##### Records to process #####
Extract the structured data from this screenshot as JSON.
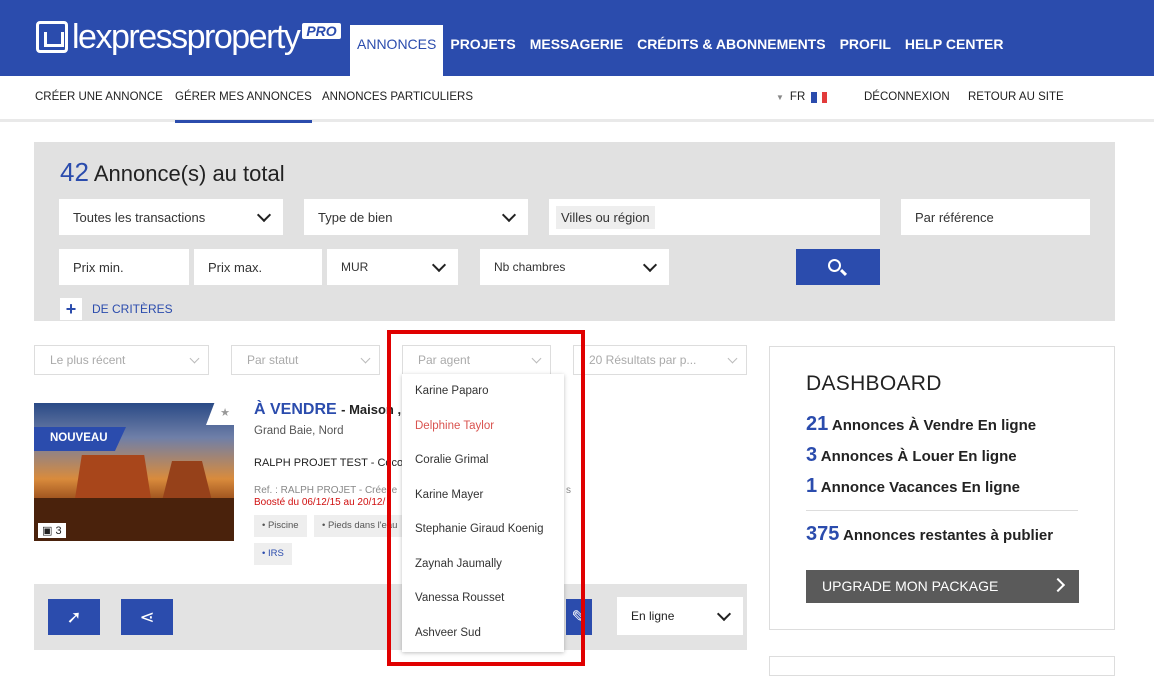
{
  "header": {
    "logo": {
      "brand": "lexpressproperty",
      "badge": "PRO"
    },
    "nav": [
      {
        "label": "ANNONCES",
        "active": true
      },
      {
        "label": "PROJETS"
      },
      {
        "label": "MESSAGERIE"
      },
      {
        "label": "CRÉDITS & ABONNEMENTS"
      },
      {
        "label": "PROFIL"
      },
      {
        "label": "HELP CENTER"
      }
    ]
  },
  "subnav": {
    "items": [
      {
        "label": "CRÉER UNE ANNONCE"
      },
      {
        "label": "GÉRER MES ANNONCES",
        "active": true
      },
      {
        "label": "ANNONCES PARTICULIERS"
      }
    ],
    "lang": "FR",
    "logout": "DÉCONNEXION",
    "back": "RETOUR AU SITE"
  },
  "search": {
    "total_count": "42",
    "total_label": "Annonce(s) au total",
    "transactions": "Toutes les transactions",
    "property_type": "Type de bien",
    "location_placeholder": "Villes ou région",
    "reference_placeholder": "Par référence",
    "price_min": "Prix min.",
    "price_max": "Prix max.",
    "currency": "MUR",
    "bedrooms": "Nb chambres",
    "more_criteria": "DE CRITÈRES"
  },
  "filters": {
    "sort": "Le plus récent",
    "status": "Par statut",
    "agent": "Par agent",
    "per_page": "20 Résultats par p..."
  },
  "agent_dropdown": {
    "options": [
      "Karine Paparo",
      "Delphine Taylor",
      "Coralie Grimal",
      "Karine Mayer",
      "Stephanie Giraud Koenig",
      "Zaynah Jaumally",
      "Vanessa Rousset",
      "Ashveer Sud"
    ],
    "highlighted": "Delphine Taylor"
  },
  "listing": {
    "badge": "NOUVEAU",
    "photo_count": "3",
    "title": "À VENDRE",
    "subtitle": "- Maison ,",
    "location": "Grand Baie, Nord",
    "project": "RALPH PROJET TEST - Coco",
    "ref": "Ref. : RALPH PROJET - Crée le",
    "ref_tail": "s",
    "boost": "Boosté du 06/12/15 au 20/12/",
    "tags": [
      "• Piscine",
      "• Pieds dans l'eau",
      "• IRS"
    ],
    "status_select": "En ligne"
  },
  "dashboard": {
    "title": "DASHBOARD",
    "lines": [
      {
        "count": "21",
        "label": "Annonces À Vendre En ligne"
      },
      {
        "count": "3",
        "label": "Annonces À Louer En ligne"
      },
      {
        "count": "1",
        "label": "Annonce Vacances En ligne"
      }
    ],
    "remaining_count": "375",
    "remaining_label": "Annonces restantes à publier",
    "upgrade": "UPGRADE MON PACKAGE"
  },
  "colors": {
    "brand_blue": "#2b4cad",
    "highlight_red": "#e00000",
    "hover_option": "#d9534f"
  }
}
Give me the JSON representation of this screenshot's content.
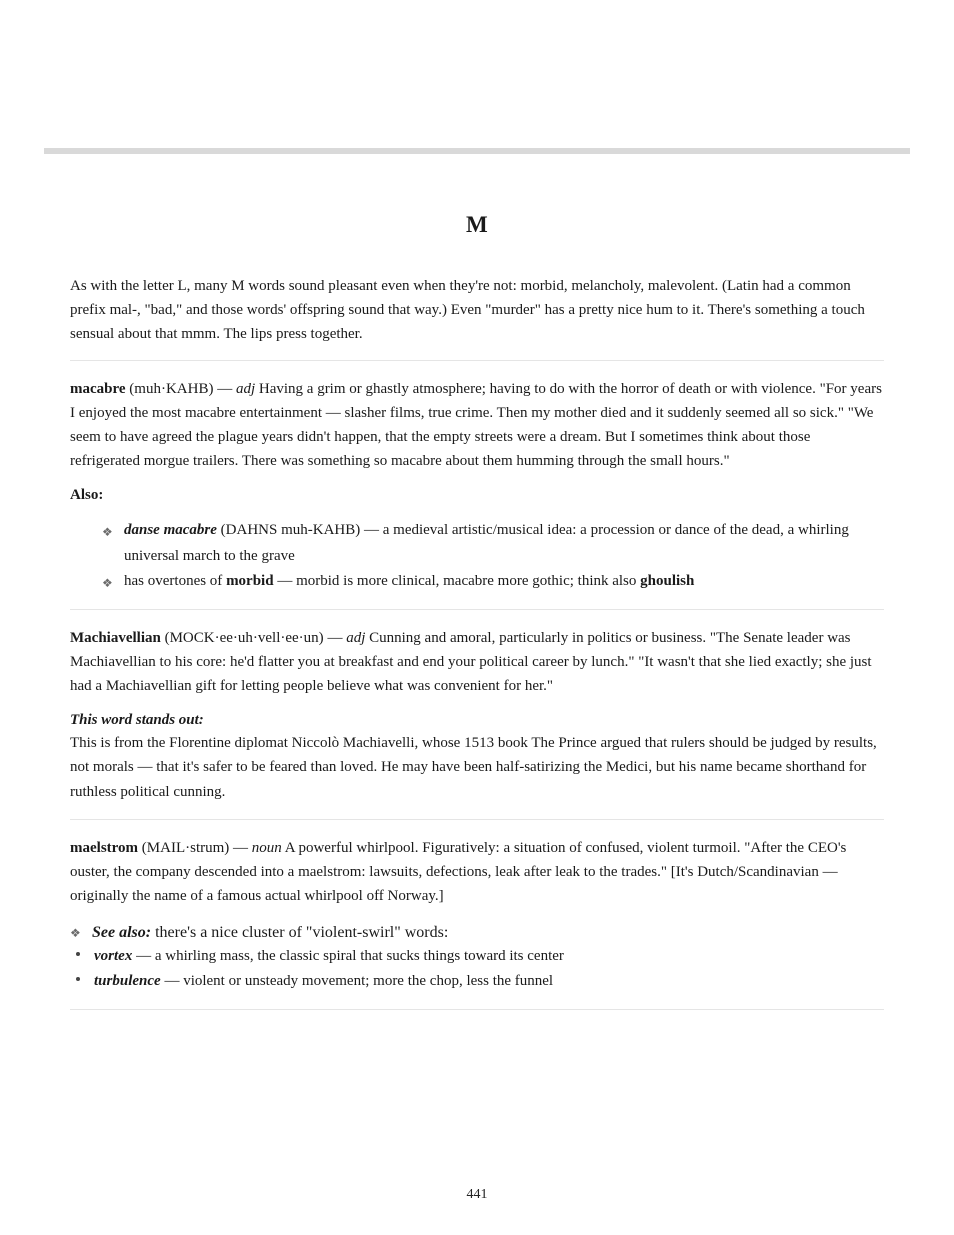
#####
Exercise task:
Filter the listing above for the string "JSON" and copy every matching line.

Exercise output:
Extract the structured data from this screenshot as JSON.
Give me the JSON representation of this screenshot's content.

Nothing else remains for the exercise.